→ **DO THIS**:
Below are the records; locate each line with the word "information" and copy it.

○ ○ ○ ○ ○

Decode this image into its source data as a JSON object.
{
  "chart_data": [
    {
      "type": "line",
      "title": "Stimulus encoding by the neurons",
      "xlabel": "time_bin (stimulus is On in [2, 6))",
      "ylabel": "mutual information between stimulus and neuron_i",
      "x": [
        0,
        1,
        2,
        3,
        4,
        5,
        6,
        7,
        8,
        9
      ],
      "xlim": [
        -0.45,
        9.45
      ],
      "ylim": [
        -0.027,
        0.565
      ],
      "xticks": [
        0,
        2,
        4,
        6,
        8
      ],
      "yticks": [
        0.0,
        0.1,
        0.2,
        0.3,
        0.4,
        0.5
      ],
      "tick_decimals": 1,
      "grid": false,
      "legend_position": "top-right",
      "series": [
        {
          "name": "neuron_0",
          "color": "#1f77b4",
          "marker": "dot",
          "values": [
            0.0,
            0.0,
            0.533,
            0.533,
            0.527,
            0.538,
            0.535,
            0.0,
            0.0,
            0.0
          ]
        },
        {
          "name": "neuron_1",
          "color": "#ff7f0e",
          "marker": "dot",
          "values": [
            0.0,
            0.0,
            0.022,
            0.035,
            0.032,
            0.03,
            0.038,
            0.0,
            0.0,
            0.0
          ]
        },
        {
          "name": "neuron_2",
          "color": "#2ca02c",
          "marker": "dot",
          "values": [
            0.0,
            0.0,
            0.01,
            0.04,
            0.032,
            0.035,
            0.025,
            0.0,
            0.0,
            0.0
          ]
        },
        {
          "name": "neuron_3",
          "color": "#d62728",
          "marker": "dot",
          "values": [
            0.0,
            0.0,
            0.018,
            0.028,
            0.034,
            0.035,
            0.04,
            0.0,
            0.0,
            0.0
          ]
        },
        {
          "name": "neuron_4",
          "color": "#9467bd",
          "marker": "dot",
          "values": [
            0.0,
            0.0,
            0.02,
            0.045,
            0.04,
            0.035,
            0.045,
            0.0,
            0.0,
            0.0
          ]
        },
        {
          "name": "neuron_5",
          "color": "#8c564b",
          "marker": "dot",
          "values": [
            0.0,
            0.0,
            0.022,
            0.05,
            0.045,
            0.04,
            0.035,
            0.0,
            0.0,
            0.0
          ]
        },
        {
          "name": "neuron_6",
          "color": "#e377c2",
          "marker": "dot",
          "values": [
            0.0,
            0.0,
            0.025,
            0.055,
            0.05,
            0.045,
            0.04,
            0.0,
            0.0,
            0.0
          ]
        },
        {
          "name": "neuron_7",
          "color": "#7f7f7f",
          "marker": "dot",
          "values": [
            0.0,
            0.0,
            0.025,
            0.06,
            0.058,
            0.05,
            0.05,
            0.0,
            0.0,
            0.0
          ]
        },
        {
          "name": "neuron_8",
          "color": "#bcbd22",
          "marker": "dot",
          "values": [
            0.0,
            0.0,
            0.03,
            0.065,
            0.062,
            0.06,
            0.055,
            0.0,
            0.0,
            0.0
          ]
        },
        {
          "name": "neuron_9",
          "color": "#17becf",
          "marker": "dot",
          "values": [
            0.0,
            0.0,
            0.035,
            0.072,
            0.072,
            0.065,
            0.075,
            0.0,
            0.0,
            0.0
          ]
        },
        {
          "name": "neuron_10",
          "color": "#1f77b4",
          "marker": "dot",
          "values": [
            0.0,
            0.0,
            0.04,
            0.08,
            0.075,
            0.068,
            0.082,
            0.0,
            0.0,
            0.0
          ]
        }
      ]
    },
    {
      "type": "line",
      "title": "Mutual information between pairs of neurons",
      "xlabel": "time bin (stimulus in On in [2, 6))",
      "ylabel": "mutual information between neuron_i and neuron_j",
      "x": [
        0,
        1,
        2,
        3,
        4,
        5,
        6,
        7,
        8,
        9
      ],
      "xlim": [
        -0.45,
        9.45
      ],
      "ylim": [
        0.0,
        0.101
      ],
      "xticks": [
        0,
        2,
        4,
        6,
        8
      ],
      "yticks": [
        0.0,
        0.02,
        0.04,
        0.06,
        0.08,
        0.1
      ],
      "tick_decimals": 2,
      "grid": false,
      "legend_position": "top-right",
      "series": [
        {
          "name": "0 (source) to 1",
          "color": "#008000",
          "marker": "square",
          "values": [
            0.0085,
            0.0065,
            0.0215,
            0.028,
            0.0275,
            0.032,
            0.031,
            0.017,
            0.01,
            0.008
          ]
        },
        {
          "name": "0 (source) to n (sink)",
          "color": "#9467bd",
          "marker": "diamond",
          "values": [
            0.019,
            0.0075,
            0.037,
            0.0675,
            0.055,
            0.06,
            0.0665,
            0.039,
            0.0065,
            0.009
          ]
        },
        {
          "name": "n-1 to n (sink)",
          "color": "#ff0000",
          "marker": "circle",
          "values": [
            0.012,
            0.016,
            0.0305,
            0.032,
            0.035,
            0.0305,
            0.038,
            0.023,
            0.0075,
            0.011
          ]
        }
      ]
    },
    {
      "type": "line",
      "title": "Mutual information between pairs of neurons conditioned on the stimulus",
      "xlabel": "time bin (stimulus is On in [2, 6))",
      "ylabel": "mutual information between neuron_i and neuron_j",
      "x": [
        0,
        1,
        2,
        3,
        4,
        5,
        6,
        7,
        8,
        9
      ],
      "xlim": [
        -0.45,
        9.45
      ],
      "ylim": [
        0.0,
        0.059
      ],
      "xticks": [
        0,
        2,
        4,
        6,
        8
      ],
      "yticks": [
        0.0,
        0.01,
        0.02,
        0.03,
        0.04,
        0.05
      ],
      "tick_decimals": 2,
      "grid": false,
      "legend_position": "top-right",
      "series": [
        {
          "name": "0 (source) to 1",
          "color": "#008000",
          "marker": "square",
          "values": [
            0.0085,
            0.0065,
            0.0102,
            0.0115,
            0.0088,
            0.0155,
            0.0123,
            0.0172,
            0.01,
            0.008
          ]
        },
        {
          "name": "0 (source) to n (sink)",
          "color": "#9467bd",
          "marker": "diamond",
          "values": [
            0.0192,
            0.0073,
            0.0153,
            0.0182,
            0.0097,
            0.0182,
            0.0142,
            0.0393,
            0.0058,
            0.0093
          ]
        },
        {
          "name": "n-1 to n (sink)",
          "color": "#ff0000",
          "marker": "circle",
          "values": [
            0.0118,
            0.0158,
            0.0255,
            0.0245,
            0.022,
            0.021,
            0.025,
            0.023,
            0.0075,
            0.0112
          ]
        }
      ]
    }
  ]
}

○ ○ ○ ○ ○

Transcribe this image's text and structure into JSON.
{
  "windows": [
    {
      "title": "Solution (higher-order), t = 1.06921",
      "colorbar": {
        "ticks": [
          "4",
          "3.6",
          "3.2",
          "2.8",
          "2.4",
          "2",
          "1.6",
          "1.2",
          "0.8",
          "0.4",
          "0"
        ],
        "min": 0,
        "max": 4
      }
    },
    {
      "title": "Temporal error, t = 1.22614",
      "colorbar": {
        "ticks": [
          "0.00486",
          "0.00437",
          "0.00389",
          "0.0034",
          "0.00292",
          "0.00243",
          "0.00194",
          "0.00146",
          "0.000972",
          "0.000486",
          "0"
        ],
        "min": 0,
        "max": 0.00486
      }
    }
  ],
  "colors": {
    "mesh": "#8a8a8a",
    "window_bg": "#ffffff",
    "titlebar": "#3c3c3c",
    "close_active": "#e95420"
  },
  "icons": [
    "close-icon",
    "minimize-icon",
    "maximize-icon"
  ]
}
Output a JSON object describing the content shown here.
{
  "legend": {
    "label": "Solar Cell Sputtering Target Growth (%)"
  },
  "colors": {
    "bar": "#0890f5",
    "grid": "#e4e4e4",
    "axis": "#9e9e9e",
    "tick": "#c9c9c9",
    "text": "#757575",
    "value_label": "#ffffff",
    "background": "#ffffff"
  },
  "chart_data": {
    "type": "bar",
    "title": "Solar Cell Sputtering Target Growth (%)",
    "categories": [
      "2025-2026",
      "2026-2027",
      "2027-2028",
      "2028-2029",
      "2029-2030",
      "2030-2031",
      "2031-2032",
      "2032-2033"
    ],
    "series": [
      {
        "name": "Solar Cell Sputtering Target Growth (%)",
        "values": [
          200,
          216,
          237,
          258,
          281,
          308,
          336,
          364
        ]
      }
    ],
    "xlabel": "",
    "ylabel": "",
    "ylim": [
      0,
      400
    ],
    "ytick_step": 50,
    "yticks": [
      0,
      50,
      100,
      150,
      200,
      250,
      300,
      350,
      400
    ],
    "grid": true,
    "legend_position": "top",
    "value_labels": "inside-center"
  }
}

○ ○ ○ ○ ○

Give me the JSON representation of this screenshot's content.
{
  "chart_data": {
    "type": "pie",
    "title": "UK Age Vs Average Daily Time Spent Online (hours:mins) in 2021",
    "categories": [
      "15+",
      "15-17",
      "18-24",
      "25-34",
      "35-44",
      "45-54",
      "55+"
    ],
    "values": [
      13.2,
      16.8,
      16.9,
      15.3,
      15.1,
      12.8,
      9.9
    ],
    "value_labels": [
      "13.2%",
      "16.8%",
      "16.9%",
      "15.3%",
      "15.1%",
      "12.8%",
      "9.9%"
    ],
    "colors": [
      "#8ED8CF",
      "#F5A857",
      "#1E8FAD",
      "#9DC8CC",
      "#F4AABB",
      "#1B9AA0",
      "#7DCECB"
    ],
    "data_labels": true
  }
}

○ ○ ○ ○ ○

→ **CORRECT RESULT**:
      "ylabel": "mutual information between stimulus and neuron_i",
      "title": "Mutual information between pairs of neurons",
      "ylabel": "mutual information between neuron_i and neuron_j",
      "title": "Mutual information between pairs of neurons conditioned on the stimulus",
      "ylabel": "mutual information between neuron_i and neuron_j",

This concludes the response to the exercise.